▶ **EXERCISE**
Counting only lines that hold "color", give the total and nothing more.

Start of ENTRIES PROVIDED

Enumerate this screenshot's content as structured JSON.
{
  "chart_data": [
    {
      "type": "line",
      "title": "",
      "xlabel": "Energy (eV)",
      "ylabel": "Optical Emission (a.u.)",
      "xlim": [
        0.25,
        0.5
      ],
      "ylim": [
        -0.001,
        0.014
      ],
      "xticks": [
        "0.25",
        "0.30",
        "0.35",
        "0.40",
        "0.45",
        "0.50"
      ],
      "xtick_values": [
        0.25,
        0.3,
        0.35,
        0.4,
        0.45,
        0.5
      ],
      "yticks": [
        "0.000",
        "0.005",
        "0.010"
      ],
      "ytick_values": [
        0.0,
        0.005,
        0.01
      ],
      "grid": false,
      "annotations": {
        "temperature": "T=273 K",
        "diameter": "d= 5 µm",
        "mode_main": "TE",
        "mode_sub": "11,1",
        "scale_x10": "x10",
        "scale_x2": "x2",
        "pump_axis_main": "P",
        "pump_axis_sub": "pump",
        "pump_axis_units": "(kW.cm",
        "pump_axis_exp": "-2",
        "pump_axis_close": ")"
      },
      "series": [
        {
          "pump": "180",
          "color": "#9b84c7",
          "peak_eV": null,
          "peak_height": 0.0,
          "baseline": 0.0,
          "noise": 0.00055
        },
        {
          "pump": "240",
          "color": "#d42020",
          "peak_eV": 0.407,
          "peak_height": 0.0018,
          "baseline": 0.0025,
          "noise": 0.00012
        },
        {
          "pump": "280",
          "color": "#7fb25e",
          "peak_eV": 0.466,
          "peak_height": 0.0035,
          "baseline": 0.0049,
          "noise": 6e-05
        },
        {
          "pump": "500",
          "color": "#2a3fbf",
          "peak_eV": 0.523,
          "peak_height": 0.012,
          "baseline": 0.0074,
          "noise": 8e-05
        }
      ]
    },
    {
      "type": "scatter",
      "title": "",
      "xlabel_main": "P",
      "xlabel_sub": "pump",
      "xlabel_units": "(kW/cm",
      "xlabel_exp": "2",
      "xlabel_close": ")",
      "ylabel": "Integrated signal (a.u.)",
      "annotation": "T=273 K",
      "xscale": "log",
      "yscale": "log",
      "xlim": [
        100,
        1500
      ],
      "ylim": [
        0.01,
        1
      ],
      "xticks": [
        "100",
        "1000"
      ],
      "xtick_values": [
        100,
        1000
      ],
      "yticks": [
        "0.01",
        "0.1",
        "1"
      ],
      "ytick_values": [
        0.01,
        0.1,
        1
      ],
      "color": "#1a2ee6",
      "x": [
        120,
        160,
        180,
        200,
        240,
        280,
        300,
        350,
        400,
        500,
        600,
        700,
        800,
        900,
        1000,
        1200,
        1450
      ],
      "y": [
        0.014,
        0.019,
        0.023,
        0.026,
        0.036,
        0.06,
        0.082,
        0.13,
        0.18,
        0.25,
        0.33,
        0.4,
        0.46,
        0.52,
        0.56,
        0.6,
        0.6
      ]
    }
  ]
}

End of ENTRIES PROVIDED

▶ **FINAL ANSWER**
5